(begin)

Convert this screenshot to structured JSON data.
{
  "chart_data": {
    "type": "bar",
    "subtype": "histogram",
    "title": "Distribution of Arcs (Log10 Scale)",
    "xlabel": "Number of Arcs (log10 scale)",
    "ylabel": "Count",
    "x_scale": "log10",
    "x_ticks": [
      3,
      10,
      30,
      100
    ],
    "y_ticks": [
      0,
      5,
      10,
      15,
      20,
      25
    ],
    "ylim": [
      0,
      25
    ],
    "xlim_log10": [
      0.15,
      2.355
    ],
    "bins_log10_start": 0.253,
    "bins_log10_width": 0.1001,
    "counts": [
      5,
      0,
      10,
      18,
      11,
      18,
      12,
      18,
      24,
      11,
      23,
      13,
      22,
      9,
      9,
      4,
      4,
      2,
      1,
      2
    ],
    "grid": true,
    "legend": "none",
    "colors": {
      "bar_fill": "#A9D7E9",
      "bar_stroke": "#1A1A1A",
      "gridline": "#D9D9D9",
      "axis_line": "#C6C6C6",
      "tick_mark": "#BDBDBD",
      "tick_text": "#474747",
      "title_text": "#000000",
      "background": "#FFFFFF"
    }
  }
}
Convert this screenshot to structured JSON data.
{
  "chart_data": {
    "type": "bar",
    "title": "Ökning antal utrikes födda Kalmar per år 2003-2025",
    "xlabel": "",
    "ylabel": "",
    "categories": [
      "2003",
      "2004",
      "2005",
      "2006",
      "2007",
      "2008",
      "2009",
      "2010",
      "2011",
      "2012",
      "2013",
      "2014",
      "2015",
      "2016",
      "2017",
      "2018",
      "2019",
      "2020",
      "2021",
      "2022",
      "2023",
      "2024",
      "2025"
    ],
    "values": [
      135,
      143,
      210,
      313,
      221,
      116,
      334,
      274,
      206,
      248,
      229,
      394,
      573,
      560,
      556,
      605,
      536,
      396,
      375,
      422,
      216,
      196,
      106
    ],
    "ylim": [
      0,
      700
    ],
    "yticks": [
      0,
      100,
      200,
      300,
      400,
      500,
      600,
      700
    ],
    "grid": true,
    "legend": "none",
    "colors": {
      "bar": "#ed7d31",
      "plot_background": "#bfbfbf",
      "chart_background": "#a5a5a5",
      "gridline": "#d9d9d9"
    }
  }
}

(end)

__Problem description__. Using the material above, copy every line in which the string "xlabel" occurs.

__Response to this exercise__.
    "xlabel": "Number of Arcs (log10 scale)",
    "xlabel": "",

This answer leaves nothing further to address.